-- Your objective --
Transcribe the material below exactly as it appears.

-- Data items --
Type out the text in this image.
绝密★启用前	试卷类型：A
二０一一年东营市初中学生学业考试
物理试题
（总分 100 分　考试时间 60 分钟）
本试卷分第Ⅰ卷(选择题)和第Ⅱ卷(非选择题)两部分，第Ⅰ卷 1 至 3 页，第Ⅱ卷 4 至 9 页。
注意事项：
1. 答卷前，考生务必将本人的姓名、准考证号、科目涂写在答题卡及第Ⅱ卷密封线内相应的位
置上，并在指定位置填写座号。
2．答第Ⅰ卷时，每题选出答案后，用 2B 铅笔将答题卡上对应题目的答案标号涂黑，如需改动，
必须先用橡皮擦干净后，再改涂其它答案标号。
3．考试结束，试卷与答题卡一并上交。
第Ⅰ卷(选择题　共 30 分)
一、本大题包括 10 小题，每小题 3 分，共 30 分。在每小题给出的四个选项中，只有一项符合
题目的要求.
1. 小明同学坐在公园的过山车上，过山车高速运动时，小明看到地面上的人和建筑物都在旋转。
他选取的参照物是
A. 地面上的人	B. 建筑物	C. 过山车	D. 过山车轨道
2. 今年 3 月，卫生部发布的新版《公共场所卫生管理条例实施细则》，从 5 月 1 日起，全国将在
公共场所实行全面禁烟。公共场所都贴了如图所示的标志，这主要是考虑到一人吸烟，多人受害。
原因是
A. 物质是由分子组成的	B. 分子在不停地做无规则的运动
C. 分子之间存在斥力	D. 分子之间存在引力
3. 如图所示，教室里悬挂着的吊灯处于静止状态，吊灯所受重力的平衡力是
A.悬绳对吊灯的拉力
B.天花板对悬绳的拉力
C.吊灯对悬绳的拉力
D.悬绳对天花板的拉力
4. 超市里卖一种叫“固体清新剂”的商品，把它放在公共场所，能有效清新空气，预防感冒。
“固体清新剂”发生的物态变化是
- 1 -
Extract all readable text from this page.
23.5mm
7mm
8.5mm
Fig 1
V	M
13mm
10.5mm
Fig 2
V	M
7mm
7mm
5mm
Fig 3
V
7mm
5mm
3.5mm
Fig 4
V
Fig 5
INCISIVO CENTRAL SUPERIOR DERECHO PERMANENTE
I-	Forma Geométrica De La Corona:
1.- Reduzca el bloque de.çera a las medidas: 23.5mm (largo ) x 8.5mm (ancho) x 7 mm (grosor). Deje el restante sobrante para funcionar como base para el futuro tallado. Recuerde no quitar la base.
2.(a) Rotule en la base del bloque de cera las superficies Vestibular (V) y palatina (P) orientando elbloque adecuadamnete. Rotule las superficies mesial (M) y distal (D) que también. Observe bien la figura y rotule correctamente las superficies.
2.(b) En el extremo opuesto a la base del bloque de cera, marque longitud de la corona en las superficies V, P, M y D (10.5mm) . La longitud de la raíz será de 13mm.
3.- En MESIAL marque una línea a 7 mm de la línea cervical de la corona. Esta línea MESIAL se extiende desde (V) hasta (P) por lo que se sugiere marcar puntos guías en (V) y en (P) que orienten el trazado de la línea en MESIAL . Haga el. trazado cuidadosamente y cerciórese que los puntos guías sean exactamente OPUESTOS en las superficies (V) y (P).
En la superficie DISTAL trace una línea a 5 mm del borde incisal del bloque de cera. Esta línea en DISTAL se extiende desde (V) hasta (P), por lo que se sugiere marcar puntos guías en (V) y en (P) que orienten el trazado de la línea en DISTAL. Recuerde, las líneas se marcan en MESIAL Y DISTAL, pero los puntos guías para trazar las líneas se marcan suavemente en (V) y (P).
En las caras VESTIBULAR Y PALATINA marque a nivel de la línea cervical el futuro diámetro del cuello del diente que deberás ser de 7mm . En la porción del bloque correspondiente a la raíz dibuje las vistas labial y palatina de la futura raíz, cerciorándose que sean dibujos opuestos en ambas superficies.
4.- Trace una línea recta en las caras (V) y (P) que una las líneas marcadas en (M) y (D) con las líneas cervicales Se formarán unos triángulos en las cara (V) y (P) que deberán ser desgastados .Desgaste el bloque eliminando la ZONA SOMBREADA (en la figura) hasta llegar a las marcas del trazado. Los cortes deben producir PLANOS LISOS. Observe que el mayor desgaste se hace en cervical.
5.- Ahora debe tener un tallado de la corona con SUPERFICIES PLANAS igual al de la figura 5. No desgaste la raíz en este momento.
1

-- Expected output --
Type out the text in this image.
绝密★启用前	试卷类型：A
二０一一年东营市初中学生学业考试
物理试题
（总分 100 分　考试时间 60 分钟）
本试卷分第Ⅰ卷(选择题)和第Ⅱ卷(非选择题)两部分，第Ⅰ卷 1 至 3 页，第Ⅱ卷 4 至 9 页。
注意事项：
1. 答卷前，考生务必将本人的姓名、准考证号、科目涂写在答题卡及第Ⅱ卷密封线内相应的位
置上，并在指定位置填写座号。
2．答第Ⅰ卷时，每题选出答案后，用 2B 铅笔将答题卡上对应题目的答案标号涂黑，如需改动，
必须先用橡皮擦干净后，再改涂其它答案标号。
3．考试结束，试卷与答题卡一并上交。
第Ⅰ卷(选择题　共 30 分)
一、本大题包括 10 小题，每小题 3 分，共 30 分。在每小题给出的四个选项中，只有一项符合
题目的要求.
1. 小明同学坐在公园的过山车上，过山车高速运动时，小明看到地面上的人和建筑物都在旋转。
他选取的参照物是
A. 地面上的人	B. 建筑物	C. 过山车	D. 过山车轨道
2. 今年 3 月，卫生部发布的新版《公共场所卫生管理条例实施细则》，从 5 月 1 日起，全国将在
公共场所实行全面禁烟。公共场所都贴了如图所示的标志，这主要是考虑到一人吸烟，多人受害。
原因是
A. 物质是由分子组成的	B. 分子在不停地做无规则的运动
C. 分子之间存在斥力	D. 分子之间存在引力
3. 如图所示，教室里悬挂着的吊灯处于静止状态，吊灯所受重力的平衡力是
A.悬绳对吊灯的拉力
B.天花板对悬绳的拉力
C.吊灯对悬绳的拉力
D.悬绳对天花板的拉力
4. 超市里卖一种叫“固体清新剂”的商品，把它放在公共场所，能有效清新空气，预防感冒。
“固体清新剂”发生的物态变化是
- 1 -
Extract all readable text from this page.
23.5mm
7mm
8.5mm
Fig 1
V	M
13mm
10.5mm
Fig 2
V	M
7mm
7mm
5mm
Fig 3
V
7mm
5mm
3.5mm
Fig 4
V
Fig 5
INCISIVO CENTRAL SUPERIOR DERECHO PERMANENTE
I-	Forma Geométrica De La Corona:
1.- Reduzca el bloque de.çera a las medidas: 23.5mm (largo ) x 8.5mm (ancho) x 7 mm (grosor). Deje el restante sobrante para funcionar como base para el futuro tallado. Recuerde no quitar la base.
2.(a) Rotule en la base del bloque de cera las superficies Vestibular (V) y palatina (P) orientando elbloque adecuadamnete. Rotule las superficies mesial (M) y distal (D) que también. Observe bien la figura y rotule correctamente las superficies.
2.(b) En el extremo opuesto a la base del bloque de cera, marque longitud de la corona en las superficies V, P, M y D (10.5mm) . La longitud de la raíz será de 13mm.
3.- En MESIAL marque una línea a 7 mm de la línea cervical de la corona. Esta línea MESIAL se extiende desde (V) hasta (P) por lo que se sugiere marcar puntos guías en (V) y en (P) que orienten el trazado de la línea en MESIAL . Haga el. trazado cuidadosamente y cerciórese que los puntos guías sean exactamente OPUESTOS en las superficies (V) y (P).
En la superficie DISTAL trace una línea a 5 mm del borde incisal del bloque de cera. Esta línea en DISTAL se extiende desde (V) hasta (P), por lo que se sugiere marcar puntos guías en (V) y en (P) que orienten el trazado de la línea en DISTAL. Recuerde, las líneas se marcan en MESIAL Y DISTAL, pero los puntos guías para trazar las líneas se marcan suavemente en (V) y (P).
En las caras VESTIBULAR Y PALATINA marque a nivel de la línea cervical el futuro diámetro del cuello del diente que deberás ser de 7mm . En la porción del bloque correspondiente a la raíz dibuje las vistas labial y palatina de la futura raíz, cerciorándose que sean dibujos opuestos en ambas superficies.
4.- Trace una línea recta en las caras (V) y (P) que una las líneas marcadas en (M) y (D) con las líneas cervicales Se formarán unos triángulos en las cara (V) y (P) que deberán ser desgastados .Desgaste el bloque eliminando la ZONA SOMBREADA (en la figura) hasta llegar a las marcas del trazado. Los cortes deben producir PLANOS LISOS. Observe que el mayor desgaste se hace en cervical.
5.- Ahora debe tener un tallado de la corona con SUPERFICIES PLANAS igual al de la figura 5. No desgaste la raíz en este momento.
1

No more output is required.